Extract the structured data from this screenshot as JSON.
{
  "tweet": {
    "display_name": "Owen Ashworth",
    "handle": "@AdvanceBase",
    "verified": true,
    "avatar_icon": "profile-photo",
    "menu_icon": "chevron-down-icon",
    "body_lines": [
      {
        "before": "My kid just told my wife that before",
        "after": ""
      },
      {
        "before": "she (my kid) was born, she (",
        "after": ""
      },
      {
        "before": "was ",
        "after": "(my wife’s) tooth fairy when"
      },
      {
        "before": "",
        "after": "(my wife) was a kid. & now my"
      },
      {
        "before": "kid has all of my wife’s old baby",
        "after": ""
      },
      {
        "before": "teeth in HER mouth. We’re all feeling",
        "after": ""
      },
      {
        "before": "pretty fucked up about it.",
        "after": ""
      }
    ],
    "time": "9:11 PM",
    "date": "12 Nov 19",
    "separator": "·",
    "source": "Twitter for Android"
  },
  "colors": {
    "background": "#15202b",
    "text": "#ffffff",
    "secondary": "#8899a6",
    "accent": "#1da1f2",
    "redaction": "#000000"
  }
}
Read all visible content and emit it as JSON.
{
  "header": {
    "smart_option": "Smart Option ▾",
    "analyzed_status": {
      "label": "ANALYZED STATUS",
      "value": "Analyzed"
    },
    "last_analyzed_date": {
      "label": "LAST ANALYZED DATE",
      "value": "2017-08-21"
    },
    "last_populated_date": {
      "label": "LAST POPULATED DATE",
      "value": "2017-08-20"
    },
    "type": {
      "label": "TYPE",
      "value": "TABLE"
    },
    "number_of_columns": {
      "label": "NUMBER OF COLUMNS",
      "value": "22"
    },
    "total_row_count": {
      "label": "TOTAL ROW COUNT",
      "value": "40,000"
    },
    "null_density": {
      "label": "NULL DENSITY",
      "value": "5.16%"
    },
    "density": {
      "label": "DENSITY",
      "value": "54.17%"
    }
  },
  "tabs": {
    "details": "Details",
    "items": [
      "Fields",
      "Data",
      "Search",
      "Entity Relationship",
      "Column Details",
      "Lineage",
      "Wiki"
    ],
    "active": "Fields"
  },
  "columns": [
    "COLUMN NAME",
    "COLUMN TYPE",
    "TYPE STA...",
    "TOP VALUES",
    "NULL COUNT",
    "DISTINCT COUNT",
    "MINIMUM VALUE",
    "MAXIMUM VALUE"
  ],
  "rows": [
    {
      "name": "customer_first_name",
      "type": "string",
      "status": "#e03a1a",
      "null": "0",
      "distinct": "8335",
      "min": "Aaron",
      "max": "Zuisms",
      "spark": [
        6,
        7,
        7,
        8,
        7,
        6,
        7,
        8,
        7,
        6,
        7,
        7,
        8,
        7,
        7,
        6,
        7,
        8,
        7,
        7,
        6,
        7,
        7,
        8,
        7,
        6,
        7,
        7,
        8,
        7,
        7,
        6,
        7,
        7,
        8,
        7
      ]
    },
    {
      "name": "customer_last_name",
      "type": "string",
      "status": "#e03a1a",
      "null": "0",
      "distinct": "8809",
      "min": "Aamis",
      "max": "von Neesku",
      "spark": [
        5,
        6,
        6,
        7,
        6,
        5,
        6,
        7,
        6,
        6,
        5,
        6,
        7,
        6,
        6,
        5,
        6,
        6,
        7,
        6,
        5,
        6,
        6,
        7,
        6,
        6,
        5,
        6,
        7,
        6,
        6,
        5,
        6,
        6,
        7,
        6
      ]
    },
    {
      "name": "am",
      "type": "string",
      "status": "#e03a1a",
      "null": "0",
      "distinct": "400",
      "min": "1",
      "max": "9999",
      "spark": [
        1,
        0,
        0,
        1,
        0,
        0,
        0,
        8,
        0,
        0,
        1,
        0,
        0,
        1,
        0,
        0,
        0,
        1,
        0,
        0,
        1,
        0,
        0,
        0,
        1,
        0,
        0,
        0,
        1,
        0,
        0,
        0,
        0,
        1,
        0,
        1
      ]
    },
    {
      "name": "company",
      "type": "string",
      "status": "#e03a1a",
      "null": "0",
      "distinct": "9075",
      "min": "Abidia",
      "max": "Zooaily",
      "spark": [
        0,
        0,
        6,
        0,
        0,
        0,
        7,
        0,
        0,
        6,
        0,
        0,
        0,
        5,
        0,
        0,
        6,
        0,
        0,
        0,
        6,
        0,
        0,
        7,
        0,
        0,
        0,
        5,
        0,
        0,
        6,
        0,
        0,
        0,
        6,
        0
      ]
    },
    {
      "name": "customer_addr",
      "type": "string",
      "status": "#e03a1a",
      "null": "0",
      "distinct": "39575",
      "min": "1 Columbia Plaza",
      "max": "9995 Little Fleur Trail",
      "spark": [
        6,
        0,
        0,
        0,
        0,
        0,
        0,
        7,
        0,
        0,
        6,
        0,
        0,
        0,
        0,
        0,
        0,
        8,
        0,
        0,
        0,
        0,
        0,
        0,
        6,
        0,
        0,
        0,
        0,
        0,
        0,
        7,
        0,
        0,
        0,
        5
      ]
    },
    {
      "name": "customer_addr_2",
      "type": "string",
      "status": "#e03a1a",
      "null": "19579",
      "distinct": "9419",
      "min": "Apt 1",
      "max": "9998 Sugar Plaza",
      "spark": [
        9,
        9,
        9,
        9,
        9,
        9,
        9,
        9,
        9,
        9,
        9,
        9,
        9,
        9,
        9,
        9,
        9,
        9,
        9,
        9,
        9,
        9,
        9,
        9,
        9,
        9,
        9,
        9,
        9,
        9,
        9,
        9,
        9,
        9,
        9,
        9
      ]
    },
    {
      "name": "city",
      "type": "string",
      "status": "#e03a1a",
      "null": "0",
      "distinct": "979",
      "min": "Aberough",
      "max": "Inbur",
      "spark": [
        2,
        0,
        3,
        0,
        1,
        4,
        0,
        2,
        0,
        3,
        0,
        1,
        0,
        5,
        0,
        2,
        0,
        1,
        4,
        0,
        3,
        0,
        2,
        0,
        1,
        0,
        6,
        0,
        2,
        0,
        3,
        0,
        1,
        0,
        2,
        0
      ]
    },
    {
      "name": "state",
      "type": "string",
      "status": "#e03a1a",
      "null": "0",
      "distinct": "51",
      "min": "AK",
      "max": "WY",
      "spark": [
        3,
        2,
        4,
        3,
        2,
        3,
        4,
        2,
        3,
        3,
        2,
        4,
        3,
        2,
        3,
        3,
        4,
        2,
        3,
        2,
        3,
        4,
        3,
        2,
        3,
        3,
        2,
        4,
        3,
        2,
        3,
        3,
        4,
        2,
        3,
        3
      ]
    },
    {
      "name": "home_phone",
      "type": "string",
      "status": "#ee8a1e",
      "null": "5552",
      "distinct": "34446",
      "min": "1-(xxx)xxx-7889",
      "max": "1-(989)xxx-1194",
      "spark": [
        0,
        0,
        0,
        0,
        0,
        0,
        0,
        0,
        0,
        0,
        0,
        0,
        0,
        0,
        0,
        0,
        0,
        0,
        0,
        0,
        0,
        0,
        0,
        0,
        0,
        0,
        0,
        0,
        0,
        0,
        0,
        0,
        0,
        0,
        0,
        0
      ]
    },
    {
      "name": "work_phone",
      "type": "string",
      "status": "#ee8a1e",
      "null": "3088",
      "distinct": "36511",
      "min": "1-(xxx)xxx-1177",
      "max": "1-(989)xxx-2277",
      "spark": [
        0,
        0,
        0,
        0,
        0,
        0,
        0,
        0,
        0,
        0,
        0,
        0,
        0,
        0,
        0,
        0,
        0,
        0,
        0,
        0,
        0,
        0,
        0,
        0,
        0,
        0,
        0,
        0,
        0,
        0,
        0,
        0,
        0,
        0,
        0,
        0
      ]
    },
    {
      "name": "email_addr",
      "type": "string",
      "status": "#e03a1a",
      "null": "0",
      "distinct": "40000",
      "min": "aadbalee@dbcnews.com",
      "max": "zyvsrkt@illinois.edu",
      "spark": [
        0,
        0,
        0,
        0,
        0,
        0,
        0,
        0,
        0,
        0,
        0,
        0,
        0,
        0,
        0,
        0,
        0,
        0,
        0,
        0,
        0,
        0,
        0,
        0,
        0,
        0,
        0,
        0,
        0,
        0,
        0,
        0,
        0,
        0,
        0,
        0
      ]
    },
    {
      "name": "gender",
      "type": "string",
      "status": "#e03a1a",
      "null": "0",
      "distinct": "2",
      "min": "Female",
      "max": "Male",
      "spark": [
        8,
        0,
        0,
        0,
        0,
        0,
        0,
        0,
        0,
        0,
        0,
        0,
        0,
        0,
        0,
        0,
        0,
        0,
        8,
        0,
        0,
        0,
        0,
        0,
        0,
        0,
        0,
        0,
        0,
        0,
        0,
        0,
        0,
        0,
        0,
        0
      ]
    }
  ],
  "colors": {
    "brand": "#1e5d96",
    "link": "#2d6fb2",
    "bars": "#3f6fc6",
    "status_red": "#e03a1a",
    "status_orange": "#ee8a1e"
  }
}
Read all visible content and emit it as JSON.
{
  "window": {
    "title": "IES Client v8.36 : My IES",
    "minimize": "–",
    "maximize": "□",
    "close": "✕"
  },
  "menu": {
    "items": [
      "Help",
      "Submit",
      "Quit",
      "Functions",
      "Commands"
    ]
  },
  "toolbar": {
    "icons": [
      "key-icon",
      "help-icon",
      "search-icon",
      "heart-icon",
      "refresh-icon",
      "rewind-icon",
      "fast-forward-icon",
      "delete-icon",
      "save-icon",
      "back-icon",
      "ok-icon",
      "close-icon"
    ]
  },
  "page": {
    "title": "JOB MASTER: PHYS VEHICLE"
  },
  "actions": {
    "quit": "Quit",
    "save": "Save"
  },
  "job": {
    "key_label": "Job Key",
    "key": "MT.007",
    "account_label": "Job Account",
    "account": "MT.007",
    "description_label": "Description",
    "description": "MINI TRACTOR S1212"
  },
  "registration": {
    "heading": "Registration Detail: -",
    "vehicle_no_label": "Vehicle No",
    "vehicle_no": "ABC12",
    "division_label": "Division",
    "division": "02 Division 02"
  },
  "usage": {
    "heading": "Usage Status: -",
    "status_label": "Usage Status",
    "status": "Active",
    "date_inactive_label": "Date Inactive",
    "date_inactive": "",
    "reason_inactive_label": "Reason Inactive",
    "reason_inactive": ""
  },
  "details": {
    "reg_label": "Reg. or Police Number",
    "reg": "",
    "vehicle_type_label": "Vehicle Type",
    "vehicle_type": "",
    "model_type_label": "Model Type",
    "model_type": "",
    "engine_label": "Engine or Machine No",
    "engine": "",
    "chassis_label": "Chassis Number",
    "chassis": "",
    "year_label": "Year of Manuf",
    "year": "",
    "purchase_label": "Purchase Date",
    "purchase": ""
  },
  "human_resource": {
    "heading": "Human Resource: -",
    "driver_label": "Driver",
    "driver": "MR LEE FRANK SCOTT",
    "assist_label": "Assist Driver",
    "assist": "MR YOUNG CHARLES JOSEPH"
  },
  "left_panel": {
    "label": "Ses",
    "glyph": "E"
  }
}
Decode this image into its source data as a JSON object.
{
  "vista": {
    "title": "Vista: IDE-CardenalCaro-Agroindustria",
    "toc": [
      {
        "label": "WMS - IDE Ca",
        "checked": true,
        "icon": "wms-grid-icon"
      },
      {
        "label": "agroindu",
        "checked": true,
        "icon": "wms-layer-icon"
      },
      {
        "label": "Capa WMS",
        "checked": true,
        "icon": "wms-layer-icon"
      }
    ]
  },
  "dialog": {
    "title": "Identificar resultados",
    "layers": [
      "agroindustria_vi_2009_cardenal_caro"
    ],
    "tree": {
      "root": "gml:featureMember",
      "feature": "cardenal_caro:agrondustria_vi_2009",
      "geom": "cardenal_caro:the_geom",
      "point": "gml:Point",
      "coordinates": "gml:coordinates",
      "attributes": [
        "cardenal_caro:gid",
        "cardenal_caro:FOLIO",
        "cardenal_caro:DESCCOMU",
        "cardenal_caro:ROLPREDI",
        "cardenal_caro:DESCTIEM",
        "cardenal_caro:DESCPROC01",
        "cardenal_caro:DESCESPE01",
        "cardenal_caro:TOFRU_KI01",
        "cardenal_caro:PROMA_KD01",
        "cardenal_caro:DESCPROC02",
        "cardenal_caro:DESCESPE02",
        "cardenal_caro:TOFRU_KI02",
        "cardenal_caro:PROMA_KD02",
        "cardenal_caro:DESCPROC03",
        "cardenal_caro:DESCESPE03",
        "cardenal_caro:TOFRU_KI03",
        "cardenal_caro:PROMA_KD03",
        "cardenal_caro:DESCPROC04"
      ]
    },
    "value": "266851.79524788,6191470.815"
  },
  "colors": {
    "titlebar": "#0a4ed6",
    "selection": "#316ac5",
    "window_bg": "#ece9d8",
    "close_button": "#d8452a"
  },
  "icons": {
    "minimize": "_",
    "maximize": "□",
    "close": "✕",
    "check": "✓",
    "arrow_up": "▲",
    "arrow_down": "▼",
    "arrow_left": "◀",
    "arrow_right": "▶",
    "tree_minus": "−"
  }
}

____

- [Given problem]
Your answer should consist only of the lines from the one with "Decode this image" through the end of the data above, reproduced exactly.

- [Expected answer]
Decode this image into its source data as a JSON object.
{
  "vista": {
    "title": "Vista: IDE-CardenalCaro-Agroindustria",
    "toc": [
      {
        "label": "WMS - IDE Ca",
        "checked": true,
        "icon": "wms-grid-icon"
      },
      {
        "label": "agroindu",
        "checked": true,
        "icon": "wms-layer-icon"
      },
      {
        "label": "Capa WMS",
        "checked": true,
        "icon": "wms-layer-icon"
      }
    ]
  },
  "dialog": {
    "title": "Identificar resultados",
    "layers": [
      "agroindustria_vi_2009_cardenal_caro"
    ],
    "tree": {
      "root": "gml:featureMember",
      "feature": "cardenal_caro:agrondustria_vi_2009",
      "geom": "cardenal_caro:the_geom",
      "point": "gml:Point",
      "coordinates": "gml:coordinates",
      "attributes": [
        "cardenal_caro:gid",
        "cardenal_caro:FOLIO",
        "cardenal_caro:DESCCOMU",
        "cardenal_caro:ROLPREDI",
        "cardenal_caro:DESCTIEM",
        "cardenal_caro:DESCPROC01",
        "cardenal_caro:DESCESPE01",
        "cardenal_caro:TOFRU_KI01",
        "cardenal_caro:PROMA_KD01",
        "cardenal_caro:DESCPROC02",
        "cardenal_caro:DESCESPE02",
        "cardenal_caro:TOFRU_KI02",
        "cardenal_caro:PROMA_KD02",
        "cardenal_caro:DESCPROC03",
        "cardenal_caro:DESCESPE03",
        "cardenal_caro:TOFRU_KI03",
        "cardenal_caro:PROMA_KD03",
        "cardenal_caro:DESCPROC04"
      ]
    },
    "value": "266851.79524788,6191470.815"
  },
  "colors": {
    "titlebar": "#0a4ed6",
    "selection": "#316ac5",
    "window_bg": "#ece9d8",
    "close_button": "#d8452a"
  },
  "icons": {
    "minimize": "_",
    "maximize": "□",
    "close": "✕",
    "check": "✓",
    "arrow_up": "▲",
    "arrow_down": "▼",
    "arrow_left": "◀",
    "arrow_right": "▶",
    "tree_minus": "−"
  }
}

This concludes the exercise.